◆ PAGE
Really Small(s) GPS

Hi peeps, I have been wanting to make a small GPS device (GPS receiver and some sort of screen) that I could carry around for a while now, but I didn’t want it to be too big, so I made this. Mission accomplished.

This unit is explained in the video above, but is basically a GPS receiver, 1 CR1220 battery for the RTC on the GPS breakout, one of my Square Inch of Goodness boards, one 128×32 OLED display, three 6mm buttons, and a 400mAh Li-Po Battery (from Sparkfun). It even has FTDI headers on it so I can update the firmware with ease (with my own FTDI adapter!). The awesome part is that all of those things fit in an Altoids Smalls tin, measuring 2.15″ (W), 1.35″ (L), and .56″ (H), or 55mm (W), 34mm (L), and 14mm (H).

The GPS breakout board is from Adafruit and uses the MTK3339 GPS module, and man does it work well. I have had other GPS modules that worked, but it was a fight. If you’re thinking about putting GPS in a project, use this. They also have a great library for it. They even have the raw MTK3339 GPS module if you want to use your board. Read the Adafruit product page for all the features, there are many.

The 128×32 OLED display is also from Adafruit, it works well and has the typical OLED crispiness. Very easy to read, even in sunlight, for the size and you can even multiply the text size if you want to.

So I’m going up to NY in a few days, and I wanted a new and exciting way to talk with the TSA folks, so I figured this would work. (kidding) If only Hollywood had not trained everyone to think a gadget with a few wires and a flashing red LED, that they didn’t understand, was a bomb.. ugh. (not kidding)

◆ STATED GOAL A
Reproduce the lines of the listing from the line with "Patent image size: (1059, 1056)." to the line with "The sealing ring 5 is at (473, 300).".
The listing that follows is unrelated to the GPS post.

◆ ENTRIES SUPPLIED
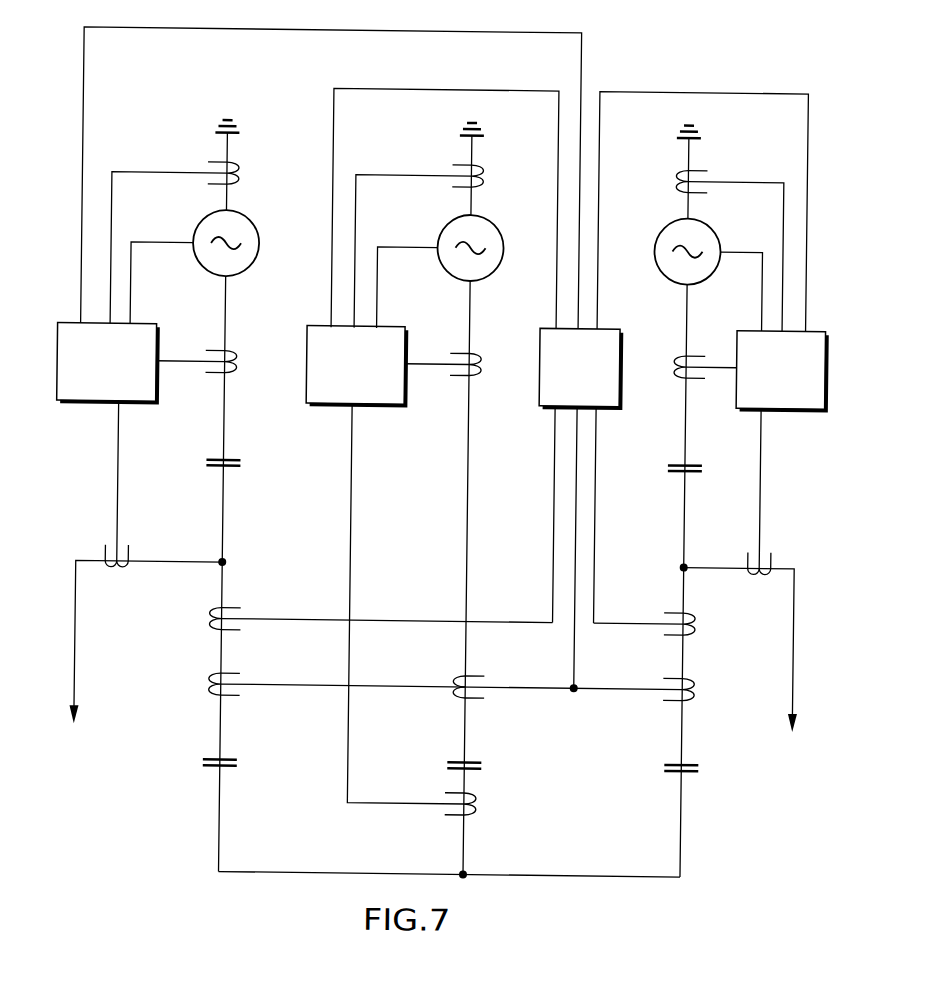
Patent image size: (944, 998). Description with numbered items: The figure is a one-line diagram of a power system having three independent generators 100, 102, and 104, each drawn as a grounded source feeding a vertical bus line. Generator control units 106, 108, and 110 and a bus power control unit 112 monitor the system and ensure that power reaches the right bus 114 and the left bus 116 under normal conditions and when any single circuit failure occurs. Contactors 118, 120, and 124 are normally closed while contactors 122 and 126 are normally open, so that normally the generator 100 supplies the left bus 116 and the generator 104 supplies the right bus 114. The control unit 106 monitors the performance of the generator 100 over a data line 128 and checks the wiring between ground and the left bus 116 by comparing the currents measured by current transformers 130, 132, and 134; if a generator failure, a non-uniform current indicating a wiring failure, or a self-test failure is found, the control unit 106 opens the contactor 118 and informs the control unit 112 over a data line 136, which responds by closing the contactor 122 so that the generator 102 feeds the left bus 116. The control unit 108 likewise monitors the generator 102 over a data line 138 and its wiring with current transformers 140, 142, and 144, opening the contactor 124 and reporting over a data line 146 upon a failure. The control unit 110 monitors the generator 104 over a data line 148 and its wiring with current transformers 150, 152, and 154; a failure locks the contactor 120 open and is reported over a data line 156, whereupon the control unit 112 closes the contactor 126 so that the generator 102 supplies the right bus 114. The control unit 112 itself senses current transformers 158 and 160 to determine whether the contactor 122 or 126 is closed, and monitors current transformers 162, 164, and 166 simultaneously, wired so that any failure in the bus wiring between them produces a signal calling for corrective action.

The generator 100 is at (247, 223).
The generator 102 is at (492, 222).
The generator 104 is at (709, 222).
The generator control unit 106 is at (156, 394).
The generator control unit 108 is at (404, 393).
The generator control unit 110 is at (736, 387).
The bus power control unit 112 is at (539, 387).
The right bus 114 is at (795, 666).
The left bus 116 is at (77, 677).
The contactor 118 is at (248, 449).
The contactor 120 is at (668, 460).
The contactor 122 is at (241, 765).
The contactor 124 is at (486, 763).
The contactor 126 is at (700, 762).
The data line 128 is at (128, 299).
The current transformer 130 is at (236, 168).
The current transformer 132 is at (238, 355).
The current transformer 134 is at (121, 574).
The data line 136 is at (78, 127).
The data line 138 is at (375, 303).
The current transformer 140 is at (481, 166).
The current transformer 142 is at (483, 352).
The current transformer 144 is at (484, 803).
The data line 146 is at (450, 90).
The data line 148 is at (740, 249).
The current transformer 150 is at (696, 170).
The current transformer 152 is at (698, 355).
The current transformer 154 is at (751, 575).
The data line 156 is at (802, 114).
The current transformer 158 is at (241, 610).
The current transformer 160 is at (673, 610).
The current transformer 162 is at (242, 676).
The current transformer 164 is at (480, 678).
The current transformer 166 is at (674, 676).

* * *

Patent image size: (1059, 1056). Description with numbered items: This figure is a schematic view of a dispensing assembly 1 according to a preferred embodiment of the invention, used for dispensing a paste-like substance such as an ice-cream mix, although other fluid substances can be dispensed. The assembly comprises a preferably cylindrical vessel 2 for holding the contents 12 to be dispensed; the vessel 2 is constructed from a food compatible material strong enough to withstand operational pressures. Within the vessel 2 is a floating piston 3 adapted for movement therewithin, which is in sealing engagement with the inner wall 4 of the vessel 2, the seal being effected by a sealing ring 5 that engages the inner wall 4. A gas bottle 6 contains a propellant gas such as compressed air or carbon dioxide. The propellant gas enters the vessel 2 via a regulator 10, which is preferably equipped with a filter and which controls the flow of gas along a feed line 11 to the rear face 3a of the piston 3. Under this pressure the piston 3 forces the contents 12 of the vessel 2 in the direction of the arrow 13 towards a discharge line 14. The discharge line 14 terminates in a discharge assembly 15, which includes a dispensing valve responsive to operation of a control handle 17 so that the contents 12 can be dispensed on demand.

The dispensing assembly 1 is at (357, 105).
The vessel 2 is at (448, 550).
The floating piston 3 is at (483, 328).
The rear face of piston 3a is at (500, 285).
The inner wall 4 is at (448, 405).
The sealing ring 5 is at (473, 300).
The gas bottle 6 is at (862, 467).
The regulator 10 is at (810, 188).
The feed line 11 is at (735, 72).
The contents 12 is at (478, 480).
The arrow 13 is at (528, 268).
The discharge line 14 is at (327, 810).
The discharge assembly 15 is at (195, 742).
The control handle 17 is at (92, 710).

◆ STATED GOAL B
Using the GPS post, answer these questions:
(i) What is the capacity of the Li-Po battery in the unit?
(ii) Which GPS module does the breakout board use?
(iii) What is the resolution of the OLED display?

◆ EXERCISE RESPONSE A
Patent image size: (1059, 1056). Description with numbered items: This figure is a schematic view of a dispensing assembly 1 according to a preferred embodiment of the invention, used for dispensing a paste-like substance such as an ice-cream mix, although other fluid substances can be dispensed. The assembly comprises a preferably cylindrical vessel 2 for holding the contents 12 to be dispensed; the vessel 2 is constructed from a food compatible material strong enough to withstand operational pressures. Within the vessel 2 is a floating piston 3 adapted for movement therewithin, which is in sealing engagement with the inner wall 4 of the vessel 2, the seal being effected by a sealing ring 5 that engages the inner wall 4. A gas bottle 6 contains a propellant gas such as compressed air or carbon dioxide. The propellant gas enters the vessel 2 via a regulator 10, which is preferably equipped with a filter and which controls the flow of gas along a feed line 11 to the rear face 3a of the piston 3. Under this pressure the piston 3 forces the contents 12 of the vessel 2 in the direction of the arrow 13 towards a discharge line 14. The discharge line 14 terminates in a discharge assembly 15, which includes a dispensing valve responsive to operation of a control handle 17 so that the contents 12 can be dispensed on demand.

The dispensing assembly 1 is at (357, 105).
The vessel 2 is at (448, 550).
The floating piston 3 is at (483, 328).
The rear face of piston 3a is at (500, 285).
The inner wall 4 is at (448, 405).
The sealing ring 5 is at (473, 300).

◆ EXERCISE RESPONSE B
(i) 400mAh
(ii) The MTK3339
(iii) 128×32